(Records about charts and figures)
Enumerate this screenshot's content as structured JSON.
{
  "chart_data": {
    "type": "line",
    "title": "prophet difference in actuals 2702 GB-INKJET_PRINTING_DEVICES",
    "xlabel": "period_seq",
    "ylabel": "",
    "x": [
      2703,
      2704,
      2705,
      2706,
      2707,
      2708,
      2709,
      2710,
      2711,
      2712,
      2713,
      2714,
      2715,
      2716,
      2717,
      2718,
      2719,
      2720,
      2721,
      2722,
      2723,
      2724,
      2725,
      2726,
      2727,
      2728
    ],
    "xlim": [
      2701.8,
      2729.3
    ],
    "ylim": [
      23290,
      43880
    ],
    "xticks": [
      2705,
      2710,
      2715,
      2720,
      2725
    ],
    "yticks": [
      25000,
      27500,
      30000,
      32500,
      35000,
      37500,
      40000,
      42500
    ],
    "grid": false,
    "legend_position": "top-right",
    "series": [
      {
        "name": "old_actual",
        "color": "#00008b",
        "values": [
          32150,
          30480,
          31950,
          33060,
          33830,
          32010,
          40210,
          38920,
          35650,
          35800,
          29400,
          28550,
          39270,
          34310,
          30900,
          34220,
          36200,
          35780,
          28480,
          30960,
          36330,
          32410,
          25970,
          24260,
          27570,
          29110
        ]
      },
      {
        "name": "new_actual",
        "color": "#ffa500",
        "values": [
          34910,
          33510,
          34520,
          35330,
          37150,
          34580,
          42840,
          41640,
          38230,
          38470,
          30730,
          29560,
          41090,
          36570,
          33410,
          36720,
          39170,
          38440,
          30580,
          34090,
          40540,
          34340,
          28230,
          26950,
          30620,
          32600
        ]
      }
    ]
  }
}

REQUIREMENT: Repeat the listing exactly, from its first line to its last.

ANSWER:
Enumerate this screenshot's content as structured JSON.
{
  "chart_data": {
    "type": "line",
    "title": "prophet difference in actuals 2702 GB-INKJET_PRINTING_DEVICES",
    "xlabel": "period_seq",
    "ylabel": "",
    "x": [
      2703,
      2704,
      2705,
      2706,
      2707,
      2708,
      2709,
      2710,
      2711,
      2712,
      2713,
      2714,
      2715,
      2716,
      2717,
      2718,
      2719,
      2720,
      2721,
      2722,
      2723,
      2724,
      2725,
      2726,
      2727,
      2728
    ],
    "xlim": [
      2701.8,
      2729.3
    ],
    "ylim": [
      23290,
      43880
    ],
    "xticks": [
      2705,
      2710,
      2715,
      2720,
      2725
    ],
    "yticks": [
      25000,
      27500,
      30000,
      32500,
      35000,
      37500,
      40000,
      42500
    ],
    "grid": false,
    "legend_position": "top-right",
    "series": [
      {
        "name": "old_actual",
        "color": "#00008b",
        "values": [
          32150,
          30480,
          31950,
          33060,
          33830,
          32010,
          40210,
          38920,
          35650,
          35800,
          29400,
          28550,
          39270,
          34310,
          30900,
          34220,
          36200,
          35780,
          28480,
          30960,
          36330,
          32410,
          25970,
          24260,
          27570,
          29110
        ]
      },
      {
        "name": "new_actual",
        "color": "#ffa500",
        "values": [
          34910,
          33510,
          34520,
          35330,
          37150,
          34580,
          42840,
          41640,
          38230,
          38470,
          30730,
          29560,
          41090,
          36570,
          33410,
          36720,
          39170,
          38440,
          30580,
          34090,
          40540,
          34340,
          28230,
          26950,
          30620,
          32600
        ]
      }
    ]
  }
}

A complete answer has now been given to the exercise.